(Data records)
╔══

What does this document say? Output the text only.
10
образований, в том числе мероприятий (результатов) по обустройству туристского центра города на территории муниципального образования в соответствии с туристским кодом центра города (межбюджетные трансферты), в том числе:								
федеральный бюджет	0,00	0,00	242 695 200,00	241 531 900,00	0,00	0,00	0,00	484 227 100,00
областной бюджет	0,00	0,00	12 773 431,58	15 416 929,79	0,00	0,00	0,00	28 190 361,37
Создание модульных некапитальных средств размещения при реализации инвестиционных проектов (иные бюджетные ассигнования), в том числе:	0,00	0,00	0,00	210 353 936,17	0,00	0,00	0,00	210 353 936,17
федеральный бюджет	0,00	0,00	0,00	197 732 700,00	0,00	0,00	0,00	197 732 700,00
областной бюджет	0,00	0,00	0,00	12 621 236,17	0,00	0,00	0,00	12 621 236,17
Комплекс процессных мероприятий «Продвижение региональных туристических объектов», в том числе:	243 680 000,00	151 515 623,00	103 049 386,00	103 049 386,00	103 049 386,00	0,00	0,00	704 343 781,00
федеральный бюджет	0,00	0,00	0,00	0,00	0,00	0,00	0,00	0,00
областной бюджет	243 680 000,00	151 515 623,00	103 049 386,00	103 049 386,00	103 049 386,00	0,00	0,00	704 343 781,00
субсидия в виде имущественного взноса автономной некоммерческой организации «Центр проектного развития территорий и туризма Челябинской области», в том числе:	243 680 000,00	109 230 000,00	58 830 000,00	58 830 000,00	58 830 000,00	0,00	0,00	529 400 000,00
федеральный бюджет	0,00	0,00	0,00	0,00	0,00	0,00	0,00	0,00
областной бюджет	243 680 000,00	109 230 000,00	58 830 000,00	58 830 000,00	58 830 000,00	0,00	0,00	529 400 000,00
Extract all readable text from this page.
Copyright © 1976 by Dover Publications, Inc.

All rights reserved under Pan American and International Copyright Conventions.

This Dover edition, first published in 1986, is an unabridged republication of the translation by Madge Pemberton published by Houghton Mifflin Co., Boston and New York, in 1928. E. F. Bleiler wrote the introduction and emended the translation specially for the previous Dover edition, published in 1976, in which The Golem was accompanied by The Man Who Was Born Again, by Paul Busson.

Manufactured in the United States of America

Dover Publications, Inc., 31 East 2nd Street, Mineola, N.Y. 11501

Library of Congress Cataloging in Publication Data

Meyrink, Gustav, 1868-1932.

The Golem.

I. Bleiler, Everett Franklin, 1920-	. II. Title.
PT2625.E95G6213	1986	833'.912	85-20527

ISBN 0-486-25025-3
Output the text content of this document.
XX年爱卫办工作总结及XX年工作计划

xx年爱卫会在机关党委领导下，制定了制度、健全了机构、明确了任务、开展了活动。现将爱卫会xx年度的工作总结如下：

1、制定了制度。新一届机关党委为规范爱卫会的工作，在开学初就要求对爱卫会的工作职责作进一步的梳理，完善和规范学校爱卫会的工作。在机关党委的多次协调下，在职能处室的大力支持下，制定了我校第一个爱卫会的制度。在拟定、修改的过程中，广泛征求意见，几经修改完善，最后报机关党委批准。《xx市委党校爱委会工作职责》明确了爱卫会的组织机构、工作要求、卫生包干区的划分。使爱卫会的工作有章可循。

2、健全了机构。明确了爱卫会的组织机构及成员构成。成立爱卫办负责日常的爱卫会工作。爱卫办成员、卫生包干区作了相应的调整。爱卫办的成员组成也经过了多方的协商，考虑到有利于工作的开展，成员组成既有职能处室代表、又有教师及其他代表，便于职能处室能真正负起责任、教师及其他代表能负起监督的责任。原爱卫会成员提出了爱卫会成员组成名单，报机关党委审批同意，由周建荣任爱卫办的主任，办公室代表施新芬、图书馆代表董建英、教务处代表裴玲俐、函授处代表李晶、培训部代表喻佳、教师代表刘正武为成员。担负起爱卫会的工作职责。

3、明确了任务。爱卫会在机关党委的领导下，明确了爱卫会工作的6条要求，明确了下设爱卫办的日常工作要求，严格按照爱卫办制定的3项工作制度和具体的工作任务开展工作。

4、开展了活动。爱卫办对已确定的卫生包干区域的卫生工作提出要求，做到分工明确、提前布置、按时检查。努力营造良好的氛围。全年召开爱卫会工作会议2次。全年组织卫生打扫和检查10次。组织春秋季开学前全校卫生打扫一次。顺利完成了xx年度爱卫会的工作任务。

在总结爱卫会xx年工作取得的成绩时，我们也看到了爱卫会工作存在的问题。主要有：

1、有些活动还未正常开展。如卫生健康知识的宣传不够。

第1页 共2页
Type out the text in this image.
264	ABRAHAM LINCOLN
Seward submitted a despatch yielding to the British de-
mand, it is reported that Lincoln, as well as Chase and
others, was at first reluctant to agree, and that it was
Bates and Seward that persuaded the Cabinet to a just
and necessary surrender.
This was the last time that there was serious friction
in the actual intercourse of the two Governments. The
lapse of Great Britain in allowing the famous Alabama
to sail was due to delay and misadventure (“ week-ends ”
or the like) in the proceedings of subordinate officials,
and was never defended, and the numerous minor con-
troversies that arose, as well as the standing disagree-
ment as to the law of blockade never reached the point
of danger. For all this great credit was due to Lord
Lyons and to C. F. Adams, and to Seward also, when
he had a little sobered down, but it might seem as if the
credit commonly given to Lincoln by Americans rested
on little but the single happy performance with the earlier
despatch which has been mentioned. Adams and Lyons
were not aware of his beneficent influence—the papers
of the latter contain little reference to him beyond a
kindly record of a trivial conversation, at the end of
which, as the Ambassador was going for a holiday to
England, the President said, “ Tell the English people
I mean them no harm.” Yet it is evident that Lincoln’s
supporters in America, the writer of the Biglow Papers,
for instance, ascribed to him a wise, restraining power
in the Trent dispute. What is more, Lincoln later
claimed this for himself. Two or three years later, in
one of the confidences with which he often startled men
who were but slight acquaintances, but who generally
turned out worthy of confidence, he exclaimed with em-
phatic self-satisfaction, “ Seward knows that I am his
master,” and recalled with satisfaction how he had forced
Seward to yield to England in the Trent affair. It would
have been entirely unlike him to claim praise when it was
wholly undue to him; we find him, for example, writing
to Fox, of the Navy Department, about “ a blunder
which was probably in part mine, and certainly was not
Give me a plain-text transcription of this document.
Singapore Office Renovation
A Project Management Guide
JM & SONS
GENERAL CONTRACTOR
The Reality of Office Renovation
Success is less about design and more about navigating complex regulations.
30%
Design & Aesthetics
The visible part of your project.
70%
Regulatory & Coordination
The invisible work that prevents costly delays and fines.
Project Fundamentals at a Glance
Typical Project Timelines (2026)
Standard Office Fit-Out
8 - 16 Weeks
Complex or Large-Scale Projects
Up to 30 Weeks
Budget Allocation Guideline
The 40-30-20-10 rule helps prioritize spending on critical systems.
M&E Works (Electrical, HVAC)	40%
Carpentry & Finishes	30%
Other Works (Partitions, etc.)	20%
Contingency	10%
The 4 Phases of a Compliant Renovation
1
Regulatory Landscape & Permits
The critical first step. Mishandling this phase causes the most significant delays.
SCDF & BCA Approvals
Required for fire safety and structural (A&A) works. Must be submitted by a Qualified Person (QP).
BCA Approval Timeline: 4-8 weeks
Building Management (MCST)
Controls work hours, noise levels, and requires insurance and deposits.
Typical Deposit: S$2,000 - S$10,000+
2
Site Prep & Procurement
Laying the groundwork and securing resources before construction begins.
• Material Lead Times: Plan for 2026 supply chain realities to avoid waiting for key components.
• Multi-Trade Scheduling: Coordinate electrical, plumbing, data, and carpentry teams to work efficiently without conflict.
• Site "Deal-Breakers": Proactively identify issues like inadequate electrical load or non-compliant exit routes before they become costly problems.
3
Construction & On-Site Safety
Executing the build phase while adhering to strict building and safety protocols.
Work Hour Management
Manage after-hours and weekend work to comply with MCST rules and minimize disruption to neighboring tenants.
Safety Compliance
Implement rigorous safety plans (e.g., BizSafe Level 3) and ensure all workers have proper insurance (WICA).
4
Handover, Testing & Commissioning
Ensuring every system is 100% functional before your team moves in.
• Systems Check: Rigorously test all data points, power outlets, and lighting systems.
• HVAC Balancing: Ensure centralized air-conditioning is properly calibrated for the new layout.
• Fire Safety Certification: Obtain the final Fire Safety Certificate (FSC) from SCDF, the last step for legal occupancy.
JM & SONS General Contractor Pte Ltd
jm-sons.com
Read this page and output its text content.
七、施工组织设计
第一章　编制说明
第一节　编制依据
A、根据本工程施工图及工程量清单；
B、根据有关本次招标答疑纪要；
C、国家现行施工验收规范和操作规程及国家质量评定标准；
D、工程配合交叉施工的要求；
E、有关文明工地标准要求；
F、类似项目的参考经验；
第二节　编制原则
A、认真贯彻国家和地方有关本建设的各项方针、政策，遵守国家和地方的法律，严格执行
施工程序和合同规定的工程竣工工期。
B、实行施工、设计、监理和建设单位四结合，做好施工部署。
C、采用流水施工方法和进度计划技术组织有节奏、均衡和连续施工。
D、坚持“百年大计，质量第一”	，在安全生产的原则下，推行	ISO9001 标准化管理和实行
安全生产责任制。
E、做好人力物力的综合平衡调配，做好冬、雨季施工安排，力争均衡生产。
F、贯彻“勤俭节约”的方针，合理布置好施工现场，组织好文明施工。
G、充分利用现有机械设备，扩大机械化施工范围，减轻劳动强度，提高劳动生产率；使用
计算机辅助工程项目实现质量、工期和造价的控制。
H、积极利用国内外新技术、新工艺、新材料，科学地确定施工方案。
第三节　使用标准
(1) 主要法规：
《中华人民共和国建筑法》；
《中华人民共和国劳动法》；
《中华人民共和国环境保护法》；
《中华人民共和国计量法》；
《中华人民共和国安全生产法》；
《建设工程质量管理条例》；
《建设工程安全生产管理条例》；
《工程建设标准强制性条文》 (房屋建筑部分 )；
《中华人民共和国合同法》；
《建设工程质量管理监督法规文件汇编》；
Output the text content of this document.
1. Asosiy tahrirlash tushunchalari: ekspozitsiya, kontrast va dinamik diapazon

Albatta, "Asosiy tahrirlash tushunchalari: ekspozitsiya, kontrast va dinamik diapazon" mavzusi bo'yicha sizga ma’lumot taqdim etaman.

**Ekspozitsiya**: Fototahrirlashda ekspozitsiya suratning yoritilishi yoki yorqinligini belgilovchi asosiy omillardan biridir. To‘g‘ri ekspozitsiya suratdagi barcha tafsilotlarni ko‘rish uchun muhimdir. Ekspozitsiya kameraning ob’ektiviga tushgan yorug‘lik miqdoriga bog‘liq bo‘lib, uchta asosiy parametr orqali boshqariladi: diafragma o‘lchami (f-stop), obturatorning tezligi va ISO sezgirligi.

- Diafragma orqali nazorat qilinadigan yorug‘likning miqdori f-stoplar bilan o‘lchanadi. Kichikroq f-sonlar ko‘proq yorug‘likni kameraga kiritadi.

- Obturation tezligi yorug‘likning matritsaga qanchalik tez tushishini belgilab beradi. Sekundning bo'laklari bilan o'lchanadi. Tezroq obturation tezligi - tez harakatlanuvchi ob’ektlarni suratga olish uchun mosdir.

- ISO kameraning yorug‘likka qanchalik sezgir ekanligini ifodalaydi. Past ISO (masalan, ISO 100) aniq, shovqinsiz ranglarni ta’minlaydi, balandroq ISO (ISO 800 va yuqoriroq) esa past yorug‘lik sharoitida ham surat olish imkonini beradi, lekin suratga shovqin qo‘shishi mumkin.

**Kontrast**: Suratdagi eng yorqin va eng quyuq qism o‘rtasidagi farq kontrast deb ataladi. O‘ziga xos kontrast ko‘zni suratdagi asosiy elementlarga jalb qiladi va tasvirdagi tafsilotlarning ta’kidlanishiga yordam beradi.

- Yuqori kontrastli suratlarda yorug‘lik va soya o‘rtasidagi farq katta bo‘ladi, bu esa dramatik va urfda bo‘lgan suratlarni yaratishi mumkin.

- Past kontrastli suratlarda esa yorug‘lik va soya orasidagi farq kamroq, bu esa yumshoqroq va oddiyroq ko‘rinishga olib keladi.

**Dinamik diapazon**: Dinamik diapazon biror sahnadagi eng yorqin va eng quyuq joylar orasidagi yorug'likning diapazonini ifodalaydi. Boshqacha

╚══

Go through the listing above and locate each line that holds the word "never". Copy those lines.

and was never defended, and the numerous minor con-
ment as to the law of blockade never reached the point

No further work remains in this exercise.